Scan the data for "Speed" and copy the lines it appears in.

Lines of data:
▽
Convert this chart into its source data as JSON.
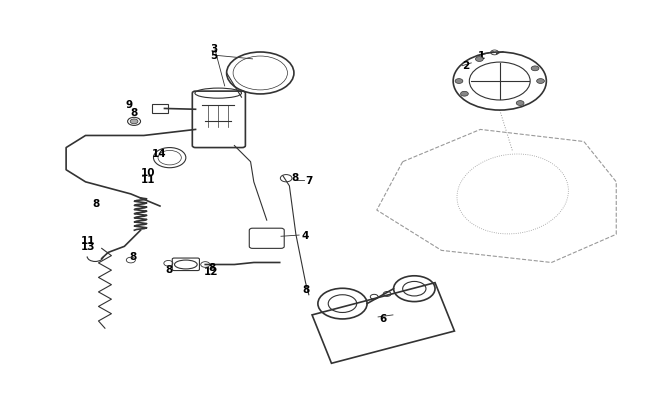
{
  "bg_color": "#ffffff",
  "line_color": "#333333",
  "label_color": "#000000",
  "figsize": [
    6.5,
    4.06
  ],
  "dpi": 100
}
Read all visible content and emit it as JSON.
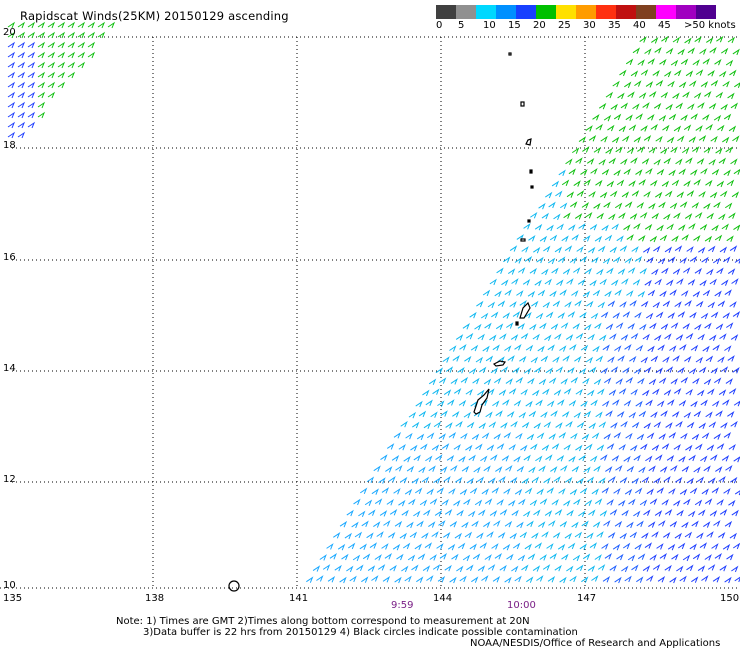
{
  "title": "Rapidscat Winds(25KM) 20150129 ascending",
  "colorbar": {
    "colors": [
      "#404040",
      "#909090",
      "#00d8ff",
      "#0090ff",
      "#1840ff",
      "#00c000",
      "#ffe000",
      "#ff9c00",
      "#ff3010",
      "#c01010",
      "#804020",
      "#ff00ff",
      "#a000c0",
      "#500090"
    ],
    "labels": [
      "0",
      "5",
      "10",
      "15",
      "20",
      "25",
      "30",
      "35",
      "40",
      "45",
      ">50 knots"
    ]
  },
  "axes": {
    "lat_labels": [
      "20",
      "18",
      "16",
      "14",
      "12",
      "10"
    ],
    "lon_labels": [
      "135",
      "138",
      "141",
      "144",
      "147",
      "150"
    ]
  },
  "pass_times": [
    "9:59",
    "10:00"
  ],
  "notes": {
    "line1": "Note: 1) Times are GMT 2)Times along bottom correspond to measurement at 20N",
    "line2": "3)Data buffer is 22 hrs from 20150129 4) Black circles indicate possible contamination",
    "line3": "NOAA/NESDIS/Office of Research and Applications"
  }
}
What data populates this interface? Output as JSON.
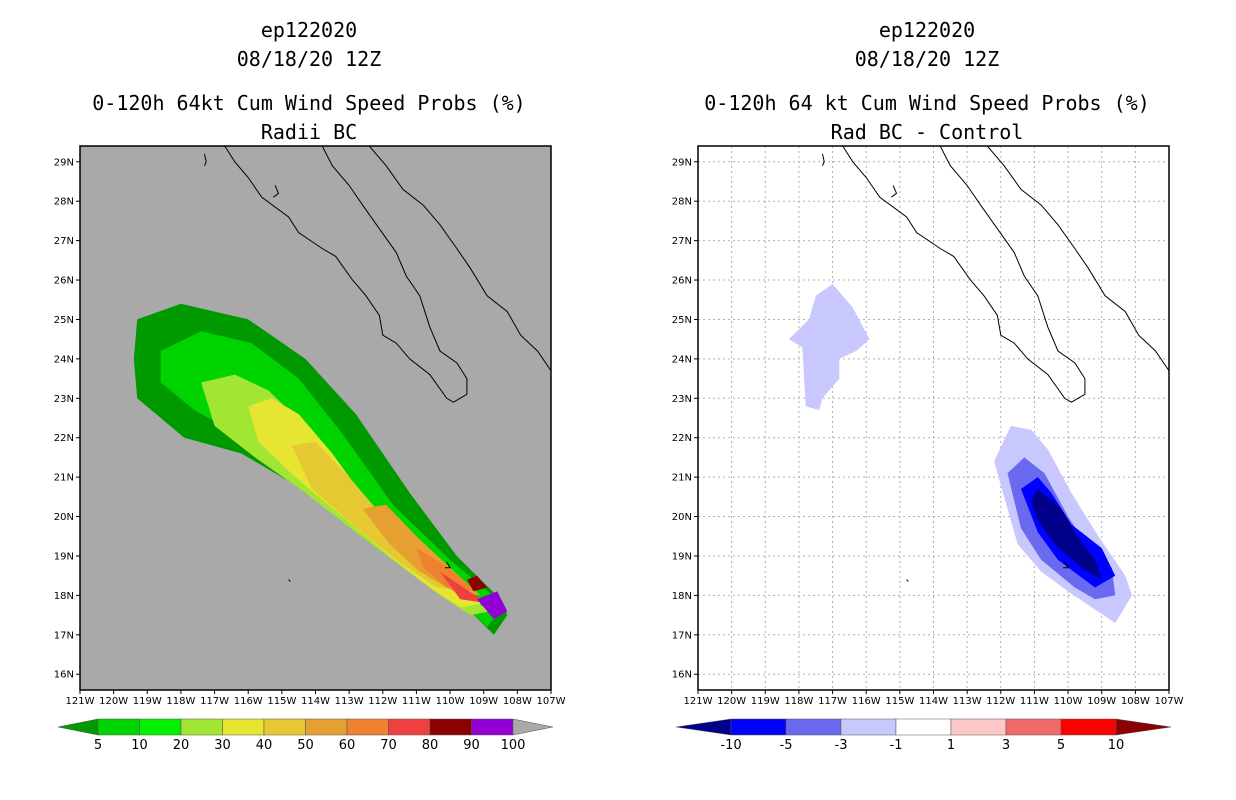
{
  "panels": [
    {
      "storm_id": "ep122020",
      "date": "08/18/20 12Z",
      "title": "0-120h 64kt Cum Wind Speed Probs (%)",
      "subtitle": "Radii BC",
      "background_color": "#a9a9a9",
      "chart_data": {
        "type": "filled-contour map",
        "xlabel": "",
        "ylabel": "",
        "x_ticks": [
          "121W",
          "120W",
          "119W",
          "118W",
          "117W",
          "116W",
          "115W",
          "114W",
          "113W",
          "112W",
          "111W",
          "110W",
          "109W",
          "108W",
          "107W"
        ],
        "y_ticks": [
          "16N",
          "17N",
          "18N",
          "19N",
          "20N",
          "21N",
          "22N",
          "23N",
          "24N",
          "25N",
          "26N",
          "27N",
          "28N",
          "29N"
        ],
        "lon_range": [
          -121,
          -107
        ],
        "lat_range": [
          15.6,
          29.4
        ],
        "grid": false,
        "colorbar": {
          "labels": [
            "5",
            "10",
            "20",
            "30",
            "40",
            "50",
            "60",
            "70",
            "80",
            "90",
            "100"
          ],
          "colors": [
            "#009a00",
            "#00d400",
            "#00f000",
            "#a0e632",
            "#e6e632",
            "#e6c832",
            "#e6a032",
            "#ee8230",
            "#ee4040",
            "#8b0000",
            "#9400d3",
            "#a9a9a9"
          ],
          "extend": "both"
        },
        "contours": [
          {
            "level": 5,
            "color": "#009a00",
            "polygon": [
              [
                -119.3,
                25.0
              ],
              [
                -118.0,
                25.4
              ],
              [
                -116.0,
                25.0
              ],
              [
                -114.3,
                24.0
              ],
              [
                -112.8,
                22.6
              ],
              [
                -111.2,
                20.6
              ],
              [
                -109.8,
                19.0
              ],
              [
                -108.5,
                17.9
              ],
              [
                -108.3,
                17.5
              ],
              [
                -108.7,
                17.0
              ],
              [
                -109.4,
                17.6
              ],
              [
                -110.4,
                18.2
              ],
              [
                -111.6,
                18.9
              ],
              [
                -113.0,
                19.8
              ],
              [
                -114.6,
                20.8
              ],
              [
                -116.2,
                21.6
              ],
              [
                -117.9,
                22.0
              ],
              [
                -119.3,
                23.0
              ],
              [
                -119.4,
                24.0
              ]
            ]
          },
          {
            "level": 10,
            "color": "#00d400",
            "polygon": [
              [
                -118.6,
                24.2
              ],
              [
                -117.4,
                24.7
              ],
              [
                -115.9,
                24.4
              ],
              [
                -114.5,
                23.5
              ],
              [
                -113.2,
                22.1
              ],
              [
                -111.7,
                20.3
              ],
              [
                -110.0,
                18.9
              ],
              [
                -108.6,
                17.9
              ],
              [
                -108.5,
                17.6
              ],
              [
                -108.9,
                17.2
              ],
              [
                -109.5,
                17.7
              ],
              [
                -110.5,
                18.3
              ],
              [
                -111.6,
                19.0
              ],
              [
                -113.0,
                19.9
              ],
              [
                -114.6,
                21.0
              ],
              [
                -116.1,
                22.0
              ],
              [
                -117.6,
                22.7
              ],
              [
                -118.6,
                23.4
              ]
            ]
          },
          {
            "level": 20,
            "color": "#a0e632",
            "polygon": [
              [
                -117.4,
                23.4
              ],
              [
                -116.4,
                23.6
              ],
              [
                -115.4,
                23.2
              ],
              [
                -114.2,
                22.2
              ],
              [
                -112.9,
                20.7
              ],
              [
                -111.3,
                19.2
              ],
              [
                -109.7,
                18.1
              ],
              [
                -108.8,
                17.6
              ],
              [
                -109.4,
                17.5
              ],
              [
                -110.3,
                18.0
              ],
              [
                -111.4,
                18.7
              ],
              [
                -112.8,
                19.6
              ],
              [
                -114.3,
                20.6
              ],
              [
                -115.8,
                21.5
              ],
              [
                -117.0,
                22.3
              ]
            ]
          },
          {
            "level": 30,
            "color": "#e6e632",
            "polygon": [
              [
                -116.0,
                22.8
              ],
              [
                -115.3,
                23.0
              ],
              [
                -114.5,
                22.6
              ],
              [
                -113.5,
                21.6
              ],
              [
                -112.4,
                20.3
              ],
              [
                -111.0,
                19.1
              ],
              [
                -109.7,
                18.2
              ],
              [
                -109.0,
                17.8
              ],
              [
                -109.7,
                17.7
              ],
              [
                -110.6,
                18.2
              ],
              [
                -111.8,
                19.0
              ],
              [
                -113.2,
                20.0
              ],
              [
                -114.6,
                21.0
              ],
              [
                -115.7,
                21.9
              ]
            ]
          },
          {
            "level": 40,
            "color": "#e6c832",
            "polygon": [
              [
                -114.7,
                21.8
              ],
              [
                -114.0,
                21.9
              ],
              [
                -113.0,
                21.0
              ],
              [
                -111.9,
                19.9
              ],
              [
                -110.6,
                18.9
              ],
              [
                -109.4,
                18.1
              ],
              [
                -110.4,
                18.2
              ],
              [
                -111.6,
                18.9
              ],
              [
                -112.9,
                19.8
              ],
              [
                -114.1,
                20.7
              ]
            ]
          },
          {
            "level": 50,
            "color": "#e6a032",
            "polygon": [
              [
                -112.6,
                20.2
              ],
              [
                -111.9,
                20.3
              ],
              [
                -111.0,
                19.5
              ],
              [
                -110.0,
                18.7
              ],
              [
                -109.1,
                18.0
              ],
              [
                -109.9,
                18.1
              ],
              [
                -110.9,
                18.6
              ],
              [
                -111.8,
                19.3
              ]
            ]
          },
          {
            "level": 60,
            "color": "#ee8230",
            "polygon": [
              [
                -111.0,
                19.2
              ],
              [
                -110.2,
                18.8
              ],
              [
                -109.2,
                18.1
              ],
              [
                -110.1,
                18.2
              ],
              [
                -110.8,
                18.7
              ]
            ]
          },
          {
            "level": 70,
            "color": "#ee4040",
            "polygon": [
              [
                -110.3,
                18.6
              ],
              [
                -109.6,
                18.2
              ],
              [
                -108.9,
                17.8
              ],
              [
                -109.7,
                17.9
              ]
            ]
          },
          {
            "level": 80,
            "color": "#8b0000",
            "polygon": [
              [
                -109.5,
                18.4
              ],
              [
                -109.2,
                18.5
              ],
              [
                -108.9,
                18.2
              ],
              [
                -109.3,
                18.1
              ]
            ]
          },
          {
            "level": 90,
            "color": "#9400d3",
            "polygon": [
              [
                -109.2,
                17.9
              ],
              [
                -108.6,
                18.1
              ],
              [
                -108.3,
                17.6
              ],
              [
                -108.7,
                17.4
              ]
            ]
          }
        ]
      }
    },
    {
      "storm_id": "ep122020",
      "date": "08/18/20 12Z",
      "title": "0-120h 64 kt Cum Wind Speed Probs (%)",
      "subtitle": "Rad BC - Control",
      "background_color": "#ffffff",
      "chart_data": {
        "type": "filled-contour map",
        "xlabel": "",
        "ylabel": "",
        "x_ticks": [
          "121W",
          "120W",
          "119W",
          "118W",
          "117W",
          "116W",
          "115W",
          "114W",
          "113W",
          "112W",
          "111W",
          "110W",
          "109W",
          "108W",
          "107W"
        ],
        "y_ticks": [
          "16N",
          "17N",
          "18N",
          "19N",
          "20N",
          "21N",
          "22N",
          "23N",
          "24N",
          "25N",
          "26N",
          "27N",
          "28N",
          "29N"
        ],
        "lon_range": [
          -121,
          -107
        ],
        "lat_range": [
          15.6,
          29.4
        ],
        "grid": true,
        "colorbar": {
          "labels": [
            "-10",
            "-5",
            "-3",
            "-1",
            "1",
            "3",
            "5",
            "10"
          ],
          "colors": [
            "#00008b",
            "#0000ff",
            "#6a6af0",
            "#c8c8ff",
            "#ffffff",
            "#ffc8c8",
            "#f06a6a",
            "#ff0000",
            "#8b0000"
          ],
          "extend": "both"
        },
        "contours": [
          {
            "level": -1,
            "color": "#c8c8ff",
            "polygon": [
              [
                -117.5,
                25.6
              ],
              [
                -117.0,
                25.9
              ],
              [
                -116.4,
                25.3
              ],
              [
                -115.9,
                24.5
              ],
              [
                -116.3,
                24.2
              ],
              [
                -116.8,
                24.0
              ],
              [
                -116.8,
                23.5
              ],
              [
                -117.3,
                23.0
              ],
              [
                -117.4,
                22.7
              ],
              [
                -117.8,
                22.8
              ],
              [
                -117.9,
                24.3
              ],
              [
                -118.3,
                24.5
              ],
              [
                -117.7,
                25.0
              ]
            ]
          },
          {
            "level": -1,
            "color": "#c8c8ff",
            "polygon": [
              [
                -112.2,
                21.4
              ],
              [
                -111.7,
                22.3
              ],
              [
                -111.1,
                22.2
              ],
              [
                -110.6,
                21.7
              ],
              [
                -109.9,
                20.6
              ],
              [
                -109.1,
                19.5
              ],
              [
                -108.3,
                18.5
              ],
              [
                -108.1,
                18.0
              ],
              [
                -108.6,
                17.3
              ],
              [
                -109.3,
                17.7
              ],
              [
                -110.0,
                18.1
              ],
              [
                -110.8,
                18.6
              ],
              [
                -111.5,
                19.3
              ],
              [
                -111.8,
                20.2
              ]
            ]
          },
          {
            "level": -3,
            "color": "#6a6af0",
            "polygon": [
              [
                -111.8,
                21.1
              ],
              [
                -111.3,
                21.5
              ],
              [
                -110.7,
                21.1
              ],
              [
                -110.0,
                20.0
              ],
              [
                -109.4,
                19.2
              ],
              [
                -108.7,
                18.7
              ],
              [
                -108.6,
                18.0
              ],
              [
                -109.2,
                17.9
              ],
              [
                -109.8,
                18.2
              ],
              [
                -110.8,
                18.9
              ],
              [
                -111.4,
                19.7
              ]
            ]
          },
          {
            "level": -5,
            "color": "#0000ff",
            "polygon": [
              [
                -111.4,
                20.7
              ],
              [
                -110.9,
                21.0
              ],
              [
                -110.5,
                20.6
              ],
              [
                -109.9,
                19.8
              ],
              [
                -109.0,
                19.2
              ],
              [
                -108.6,
                18.5
              ],
              [
                -109.2,
                18.2
              ],
              [
                -110.3,
                18.9
              ],
              [
                -110.9,
                19.6
              ]
            ]
          },
          {
            "level": -10,
            "color": "#00008b",
            "polygon": [
              [
                -111.1,
                20.4
              ],
              [
                -110.9,
                20.7
              ],
              [
                -110.2,
                20.2
              ],
              [
                -109.8,
                19.6
              ],
              [
                -109.2,
                18.9
              ],
              [
                -109.0,
                18.4
              ],
              [
                -109.6,
                18.7
              ],
              [
                -110.4,
                19.3
              ],
              [
                -110.9,
                19.9
              ]
            ]
          }
        ]
      }
    }
  ]
}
△
FULL ANSWER
      "title": "0-120h 64kt Cum Wind Speed Probs (%)",
      "title": "0-120h 64 kt Cum Wind Speed Probs (%)",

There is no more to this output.